*YOUR GOAL*. Write out every line of the material exactly as it appears.

Stored data
• • •

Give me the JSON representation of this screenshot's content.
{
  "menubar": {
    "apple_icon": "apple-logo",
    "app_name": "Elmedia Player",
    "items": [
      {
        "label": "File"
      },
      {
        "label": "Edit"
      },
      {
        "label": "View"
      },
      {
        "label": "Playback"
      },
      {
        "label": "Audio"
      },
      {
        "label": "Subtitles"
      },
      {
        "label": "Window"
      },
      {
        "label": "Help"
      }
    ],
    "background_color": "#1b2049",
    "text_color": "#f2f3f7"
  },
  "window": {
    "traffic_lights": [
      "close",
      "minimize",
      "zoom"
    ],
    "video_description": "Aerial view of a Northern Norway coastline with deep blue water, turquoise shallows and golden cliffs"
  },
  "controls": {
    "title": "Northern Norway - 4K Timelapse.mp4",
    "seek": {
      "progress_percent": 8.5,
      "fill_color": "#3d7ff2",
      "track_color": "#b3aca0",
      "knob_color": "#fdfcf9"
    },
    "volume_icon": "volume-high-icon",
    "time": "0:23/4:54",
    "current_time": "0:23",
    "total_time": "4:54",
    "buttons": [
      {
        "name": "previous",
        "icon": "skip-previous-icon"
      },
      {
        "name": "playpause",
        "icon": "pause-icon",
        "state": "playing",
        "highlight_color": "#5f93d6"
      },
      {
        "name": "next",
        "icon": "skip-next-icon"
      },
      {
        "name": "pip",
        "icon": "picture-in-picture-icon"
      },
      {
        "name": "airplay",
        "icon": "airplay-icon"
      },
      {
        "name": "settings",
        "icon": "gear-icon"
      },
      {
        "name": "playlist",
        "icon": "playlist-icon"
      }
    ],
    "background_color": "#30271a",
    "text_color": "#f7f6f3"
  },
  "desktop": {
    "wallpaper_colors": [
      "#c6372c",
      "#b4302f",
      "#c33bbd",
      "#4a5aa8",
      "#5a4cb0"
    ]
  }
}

• • •

*COMPLETE OUTPUT*.
Give me the JSON representation of this screenshot's content.
{
  "menubar": {
    "apple_icon": "apple-logo",
    "app_name": "Elmedia Player",
    "items": [
      {
        "label": "File"
      },
      {
        "label": "Edit"
      },
      {
        "label": "View"
      },
      {
        "label": "Playback"
      },
      {
        "label": "Audio"
      },
      {
        "label": "Subtitles"
      },
      {
        "label": "Window"
      },
      {
        "label": "Help"
      }
    ],
    "background_color": "#1b2049",
    "text_color": "#f2f3f7"
  },
  "window": {
    "traffic_lights": [
      "close",
      "minimize",
      "zoom"
    ],
    "video_description": "Aerial view of a Northern Norway coastline with deep blue water, turquoise shallows and golden cliffs"
  },
  "controls": {
    "title": "Northern Norway - 4K Timelapse.mp4",
    "seek": {
      "progress_percent": 8.5,
      "fill_color": "#3d7ff2",
      "track_color": "#b3aca0",
      "knob_color": "#fdfcf9"
    },
    "volume_icon": "volume-high-icon",
    "time": "0:23/4:54",
    "current_time": "0:23",
    "total_time": "4:54",
    "buttons": [
      {
        "name": "previous",
        "icon": "skip-previous-icon"
      },
      {
        "name": "playpause",
        "icon": "pause-icon",
        "state": "playing",
        "highlight_color": "#5f93d6"
      },
      {
        "name": "next",
        "icon": "skip-next-icon"
      },
      {
        "name": "pip",
        "icon": "picture-in-picture-icon"
      },
      {
        "name": "airplay",
        "icon": "airplay-icon"
      },
      {
        "name": "settings",
        "icon": "gear-icon"
      },
      {
        "name": "playlist",
        "icon": "playlist-icon"
      }
    ],
    "background_color": "#30271a",
    "text_color": "#f7f6f3"
  },
  "desktop": {
    "wallpaper_colors": [
      "#c6372c",
      "#b4302f",
      "#c33bbd",
      "#4a5aa8",
      "#5a4cb0"
    ]
  }
}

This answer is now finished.